* **Records from a data source**

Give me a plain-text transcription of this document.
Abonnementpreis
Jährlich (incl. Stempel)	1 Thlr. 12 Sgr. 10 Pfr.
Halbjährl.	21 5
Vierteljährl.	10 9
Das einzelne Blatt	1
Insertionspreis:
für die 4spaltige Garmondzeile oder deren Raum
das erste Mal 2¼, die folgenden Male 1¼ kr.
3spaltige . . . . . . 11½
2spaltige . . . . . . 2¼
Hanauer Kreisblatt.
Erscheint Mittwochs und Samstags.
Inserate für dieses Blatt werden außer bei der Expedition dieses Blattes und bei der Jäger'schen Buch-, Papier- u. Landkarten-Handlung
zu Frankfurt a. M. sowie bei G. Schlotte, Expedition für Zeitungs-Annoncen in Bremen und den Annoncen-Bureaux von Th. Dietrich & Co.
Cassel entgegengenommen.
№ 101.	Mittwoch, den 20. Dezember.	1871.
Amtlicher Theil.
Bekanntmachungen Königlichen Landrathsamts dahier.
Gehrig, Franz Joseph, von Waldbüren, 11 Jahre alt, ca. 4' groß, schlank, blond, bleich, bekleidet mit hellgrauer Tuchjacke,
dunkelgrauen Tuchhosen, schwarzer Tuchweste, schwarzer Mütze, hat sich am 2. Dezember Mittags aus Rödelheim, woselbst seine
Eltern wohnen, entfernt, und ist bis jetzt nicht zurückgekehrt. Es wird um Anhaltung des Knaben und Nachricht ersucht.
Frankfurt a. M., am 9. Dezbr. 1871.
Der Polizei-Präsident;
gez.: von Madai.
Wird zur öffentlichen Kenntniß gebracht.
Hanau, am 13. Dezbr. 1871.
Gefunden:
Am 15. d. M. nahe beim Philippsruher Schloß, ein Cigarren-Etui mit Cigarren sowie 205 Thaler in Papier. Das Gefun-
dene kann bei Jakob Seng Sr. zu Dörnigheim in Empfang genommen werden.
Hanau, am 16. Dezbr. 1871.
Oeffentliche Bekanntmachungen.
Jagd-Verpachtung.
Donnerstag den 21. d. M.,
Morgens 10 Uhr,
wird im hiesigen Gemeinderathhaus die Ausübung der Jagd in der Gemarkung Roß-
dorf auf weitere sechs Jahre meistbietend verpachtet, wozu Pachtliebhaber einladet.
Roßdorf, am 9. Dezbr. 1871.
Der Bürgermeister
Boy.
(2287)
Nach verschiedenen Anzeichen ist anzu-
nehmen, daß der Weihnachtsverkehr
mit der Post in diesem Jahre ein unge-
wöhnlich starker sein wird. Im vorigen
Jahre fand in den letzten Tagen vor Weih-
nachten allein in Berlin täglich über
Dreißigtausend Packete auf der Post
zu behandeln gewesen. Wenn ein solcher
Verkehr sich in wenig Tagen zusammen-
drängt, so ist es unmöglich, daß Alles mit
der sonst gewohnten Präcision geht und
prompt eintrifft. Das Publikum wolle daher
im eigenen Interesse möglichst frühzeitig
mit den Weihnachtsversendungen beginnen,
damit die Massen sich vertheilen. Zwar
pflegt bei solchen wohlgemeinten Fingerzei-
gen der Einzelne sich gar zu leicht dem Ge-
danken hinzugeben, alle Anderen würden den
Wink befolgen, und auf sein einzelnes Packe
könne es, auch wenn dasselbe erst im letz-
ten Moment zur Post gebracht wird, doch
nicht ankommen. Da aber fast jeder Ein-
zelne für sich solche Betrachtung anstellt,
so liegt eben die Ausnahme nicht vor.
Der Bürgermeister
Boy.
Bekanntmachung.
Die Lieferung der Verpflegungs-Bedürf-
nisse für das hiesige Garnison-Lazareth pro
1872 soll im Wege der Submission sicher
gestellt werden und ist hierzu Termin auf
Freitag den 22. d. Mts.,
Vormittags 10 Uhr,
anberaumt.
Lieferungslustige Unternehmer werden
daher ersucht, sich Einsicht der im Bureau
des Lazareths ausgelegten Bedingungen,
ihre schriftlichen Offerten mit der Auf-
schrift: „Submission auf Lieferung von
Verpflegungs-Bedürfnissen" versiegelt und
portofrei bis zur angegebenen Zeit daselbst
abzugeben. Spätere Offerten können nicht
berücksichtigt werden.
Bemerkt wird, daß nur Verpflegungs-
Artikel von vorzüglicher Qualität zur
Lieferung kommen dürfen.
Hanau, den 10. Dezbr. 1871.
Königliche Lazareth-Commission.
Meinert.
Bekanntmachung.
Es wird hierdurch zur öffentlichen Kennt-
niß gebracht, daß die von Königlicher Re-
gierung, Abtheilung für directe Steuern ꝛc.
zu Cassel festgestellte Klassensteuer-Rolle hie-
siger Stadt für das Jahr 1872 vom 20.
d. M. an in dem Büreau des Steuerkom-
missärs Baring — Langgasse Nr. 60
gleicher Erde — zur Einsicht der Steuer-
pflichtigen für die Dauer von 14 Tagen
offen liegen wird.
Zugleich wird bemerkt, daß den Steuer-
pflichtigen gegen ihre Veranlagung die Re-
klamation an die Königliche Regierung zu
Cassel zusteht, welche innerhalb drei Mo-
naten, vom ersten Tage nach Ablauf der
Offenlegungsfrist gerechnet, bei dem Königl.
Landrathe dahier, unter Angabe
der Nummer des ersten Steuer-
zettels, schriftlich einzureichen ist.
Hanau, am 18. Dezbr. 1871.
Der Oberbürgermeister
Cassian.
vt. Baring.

* **EXERCISE REQUIREMENTS**
Please write out all the data above, exactly as it reads.

* **ANSWER FOR THIS EXERCISE**
Give me a plain-text transcription of this document.
Abonnementpreis
Jährlich (incl. Stempel)	1 Thlr. 12 Sgr. 10 Pfr.
Halbjährl.	21 5
Vierteljährl.	10 9
Das einzelne Blatt	1
Insertionspreis:
für die 4spaltige Garmondzeile oder deren Raum
das erste Mal 2¼, die folgenden Male 1¼ kr.
3spaltige . . . . . . 11½
2spaltige . . . . . . 2¼
Hanauer Kreisblatt.
Erscheint Mittwochs und Samstags.
Inserate für dieses Blatt werden außer bei der Expedition dieses Blattes und bei der Jäger'schen Buch-, Papier- u. Landkarten-Handlung
zu Frankfurt a. M. sowie bei G. Schlotte, Expedition für Zeitungs-Annoncen in Bremen und den Annoncen-Bureaux von Th. Dietrich & Co.
Cassel entgegengenommen.
№ 101.	Mittwoch, den 20. Dezember.	1871.
Amtlicher Theil.
Bekanntmachungen Königlichen Landrathsamts dahier.
Gehrig, Franz Joseph, von Waldbüren, 11 Jahre alt, ca. 4' groß, schlank, blond, bleich, bekleidet mit hellgrauer Tuchjacke,
dunkelgrauen Tuchhosen, schwarzer Tuchweste, schwarzer Mütze, hat sich am 2. Dezember Mittags aus Rödelheim, woselbst seine
Eltern wohnen, entfernt, und ist bis jetzt nicht zurückgekehrt. Es wird um Anhaltung des Knaben und Nachricht ersucht.
Frankfurt a. M., am 9. Dezbr. 1871.
Der Polizei-Präsident;
gez.: von Madai.
Wird zur öffentlichen Kenntniß gebracht.
Hanau, am 13. Dezbr. 1871.
Gefunden:
Am 15. d. M. nahe beim Philippsruher Schloß, ein Cigarren-Etui mit Cigarren sowie 205 Thaler in Papier. Das Gefun-
dene kann bei Jakob Seng Sr. zu Dörnigheim in Empfang genommen werden.
Hanau, am 16. Dezbr. 1871.
Oeffentliche Bekanntmachungen.
Jagd-Verpachtung.
Donnerstag den 21. d. M.,
Morgens 10 Uhr,
wird im hiesigen Gemeinderathhaus die Ausübung der Jagd in der Gemarkung Roß-
dorf auf weitere sechs Jahre meistbietend verpachtet, wozu Pachtliebhaber einladet.
Roßdorf, am 9. Dezbr. 1871.
Der Bürgermeister
Boy.
(2287)
Nach verschiedenen Anzeichen ist anzu-
nehmen, daß der Weihnachtsverkehr
mit der Post in diesem Jahre ein unge-
wöhnlich starker sein wird. Im vorigen
Jahre fand in den letzten Tagen vor Weih-
nachten allein in Berlin täglich über
Dreißigtausend Packete auf der Post
zu behandeln gewesen. Wenn ein solcher
Verkehr sich in wenig Tagen zusammen-
drängt, so ist es unmöglich, daß Alles mit
der sonst gewohnten Präcision geht und
prompt eintrifft. Das Publikum wolle daher
im eigenen Interesse möglichst frühzeitig
mit den Weihnachtsversendungen beginnen,
damit die Massen sich vertheilen. Zwar
pflegt bei solchen wohlgemeinten Fingerzei-
gen der Einzelne sich gar zu leicht dem Ge-
danken hinzugeben, alle Anderen würden den
Wink befolgen, und auf sein einzelnes Packe
könne es, auch wenn dasselbe erst im letz-
ten Moment zur Post gebracht wird, doch
nicht ankommen. Da aber fast jeder Ein-
zelne für sich solche Betrachtung anstellt,
so liegt eben die Ausnahme nicht vor.
Der Bürgermeister
Boy.
Bekanntmachung.
Die Lieferung der Verpflegungs-Bedürf-
nisse für das hiesige Garnison-Lazareth pro
1872 soll im Wege der Submission sicher
gestellt werden und ist hierzu Termin auf
Freitag den 22. d. Mts.,
Vormittags 10 Uhr,
anberaumt.
Lieferungslustige Unternehmer werden
daher ersucht, sich Einsicht der im Bureau
des Lazareths ausgelegten Bedingungen,
ihre schriftlichen Offerten mit der Auf-
schrift: „Submission auf Lieferung von
Verpflegungs-Bedürfnissen" versiegelt und
portofrei bis zur angegebenen Zeit daselbst
abzugeben. Spätere Offerten können nicht
berücksichtigt werden.
Bemerkt wird, daß nur Verpflegungs-
Artikel von vorzüglicher Qualität zur
Lieferung kommen dürfen.
Hanau, den 10. Dezbr. 1871.
Königliche Lazareth-Commission.
Meinert.
Bekanntmachung.
Es wird hierdurch zur öffentlichen Kennt-
niß gebracht, daß die von Königlicher Re-
gierung, Abtheilung für directe Steuern ꝛc.
zu Cassel festgestellte Klassensteuer-Rolle hie-
siger Stadt für das Jahr 1872 vom 20.
d. M. an in dem Büreau des Steuerkom-
missärs Baring — Langgasse Nr. 60
gleicher Erde — zur Einsicht der Steuer-
pflichtigen für die Dauer von 14 Tagen
offen liegen wird.
Zugleich wird bemerkt, daß den Steuer-
pflichtigen gegen ihre Veranlagung die Re-
klamation an die Königliche Regierung zu
Cassel zusteht, welche innerhalb drei Mo-
naten, vom ersten Tage nach Ablauf der
Offenlegungsfrist gerechnet, bei dem Königl.
Landrathe dahier, unter Angabe
der Nummer des ersten Steuer-
zettels, schriftlich einzureichen ist.
Hanau, am 18. Dezbr. 1871.
Der Oberbürgermeister
Cassian.
vt. Baring.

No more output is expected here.